◆ Written instruction ◆
Select lines where the word "screenshot" appears.

◆ Entries shown ◆
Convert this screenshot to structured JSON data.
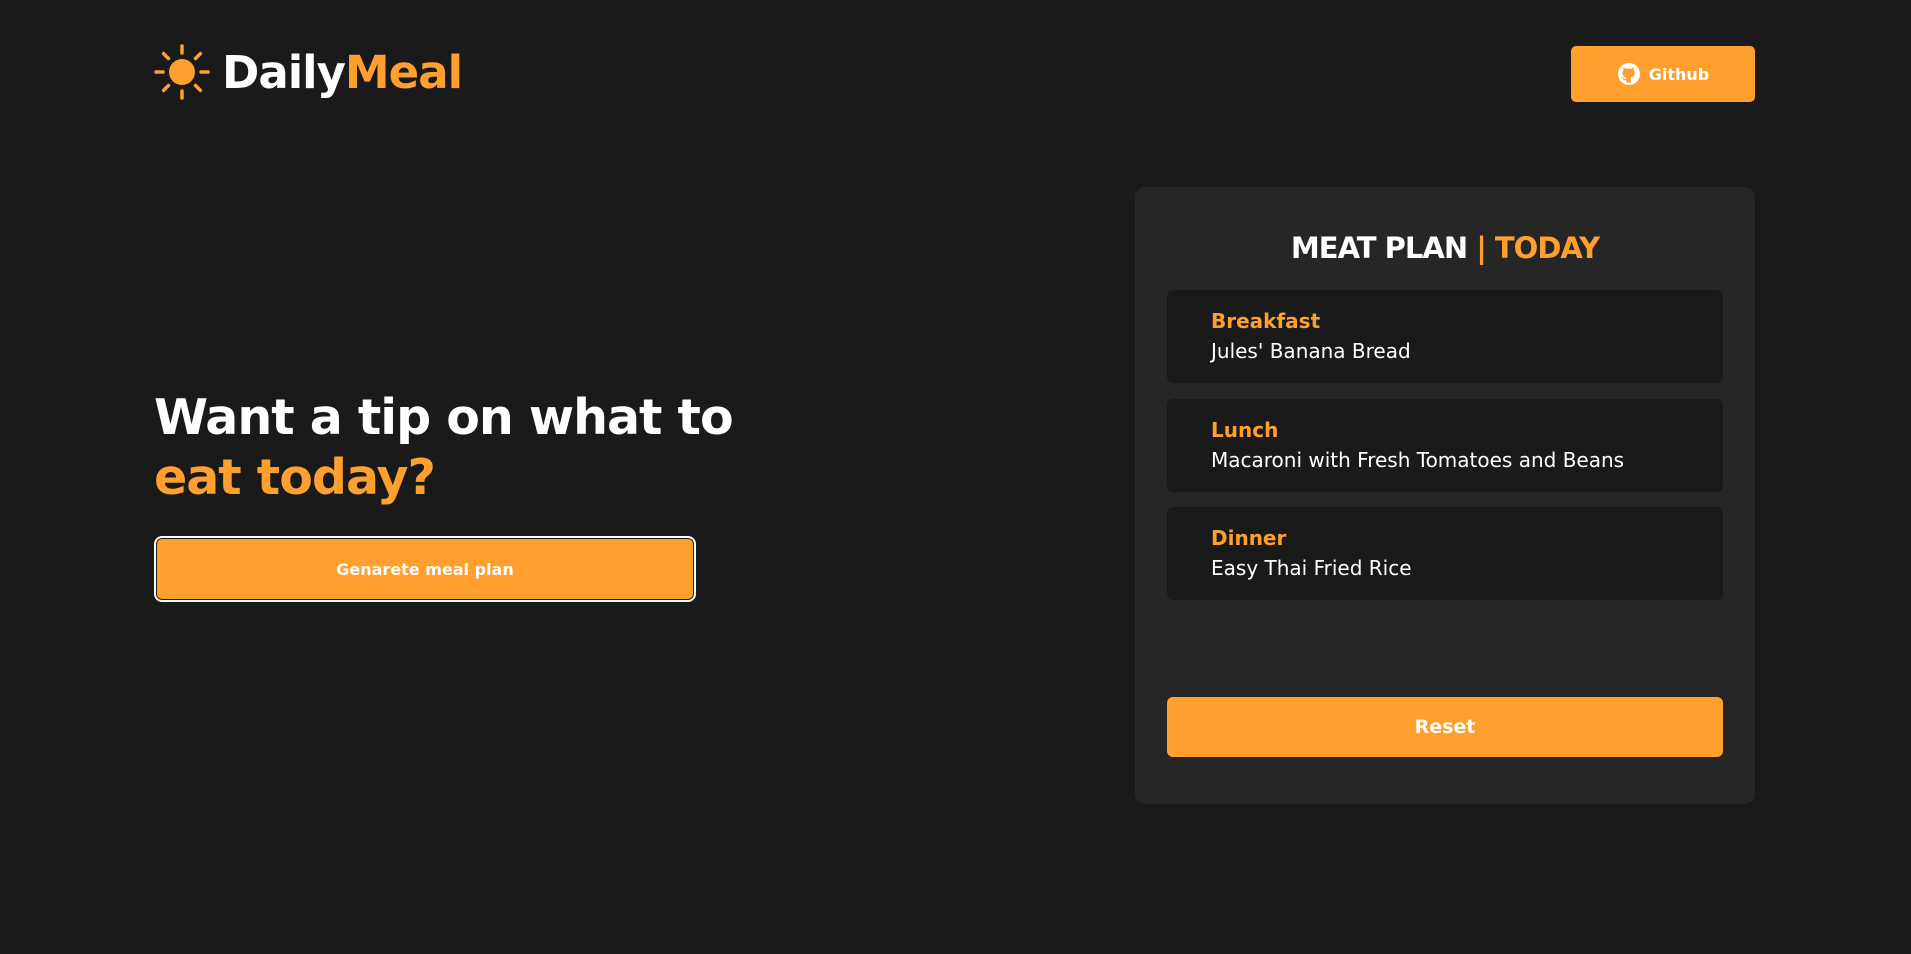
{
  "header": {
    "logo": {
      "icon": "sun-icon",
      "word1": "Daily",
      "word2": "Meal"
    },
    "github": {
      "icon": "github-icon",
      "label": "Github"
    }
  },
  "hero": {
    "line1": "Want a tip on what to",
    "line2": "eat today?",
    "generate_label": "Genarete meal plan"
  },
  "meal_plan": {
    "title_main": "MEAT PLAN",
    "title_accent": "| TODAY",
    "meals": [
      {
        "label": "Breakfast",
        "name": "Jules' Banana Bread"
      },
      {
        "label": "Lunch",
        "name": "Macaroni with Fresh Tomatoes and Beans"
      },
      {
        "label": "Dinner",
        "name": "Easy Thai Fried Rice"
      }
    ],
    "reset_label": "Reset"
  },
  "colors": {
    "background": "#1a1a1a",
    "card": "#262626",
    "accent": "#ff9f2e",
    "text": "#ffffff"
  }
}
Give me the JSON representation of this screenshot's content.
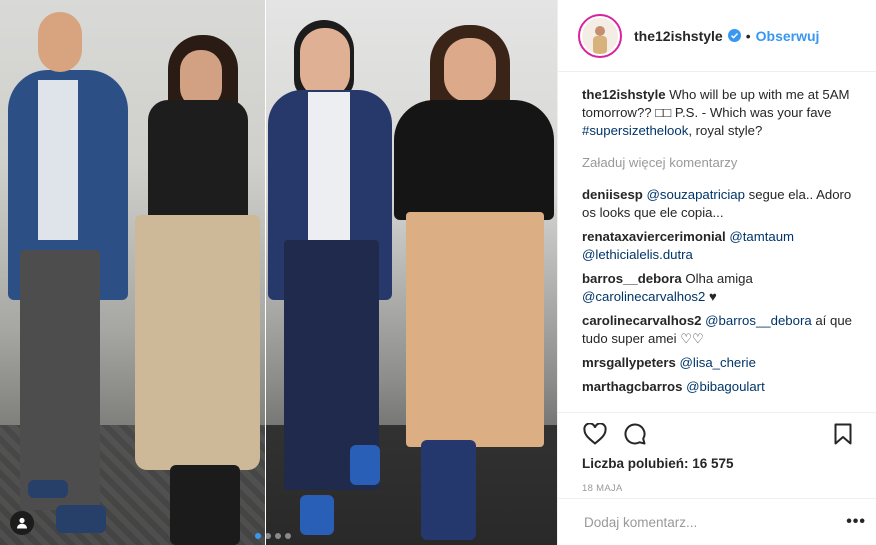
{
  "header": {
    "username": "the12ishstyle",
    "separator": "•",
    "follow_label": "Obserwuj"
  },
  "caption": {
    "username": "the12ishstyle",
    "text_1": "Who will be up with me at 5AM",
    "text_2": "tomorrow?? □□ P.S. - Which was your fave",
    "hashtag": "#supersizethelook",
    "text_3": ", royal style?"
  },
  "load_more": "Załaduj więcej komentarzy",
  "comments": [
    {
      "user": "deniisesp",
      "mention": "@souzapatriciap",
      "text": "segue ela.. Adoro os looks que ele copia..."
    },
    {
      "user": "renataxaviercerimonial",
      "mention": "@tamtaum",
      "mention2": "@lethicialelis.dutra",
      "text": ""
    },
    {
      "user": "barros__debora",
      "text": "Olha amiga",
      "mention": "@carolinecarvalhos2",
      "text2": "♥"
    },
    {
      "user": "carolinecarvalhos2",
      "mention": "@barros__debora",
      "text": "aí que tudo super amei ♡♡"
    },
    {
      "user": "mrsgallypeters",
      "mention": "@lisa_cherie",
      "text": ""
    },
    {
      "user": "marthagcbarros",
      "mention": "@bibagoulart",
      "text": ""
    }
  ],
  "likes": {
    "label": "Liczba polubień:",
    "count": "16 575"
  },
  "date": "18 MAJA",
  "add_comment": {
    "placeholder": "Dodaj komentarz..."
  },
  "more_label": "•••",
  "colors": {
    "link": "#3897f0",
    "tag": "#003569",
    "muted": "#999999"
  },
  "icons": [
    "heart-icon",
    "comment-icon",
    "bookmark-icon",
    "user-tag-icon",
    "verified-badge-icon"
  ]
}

◆ Response ◆
Convert this screenshot to structured JSON data.
Give me the JSON representation of this screenshot's content.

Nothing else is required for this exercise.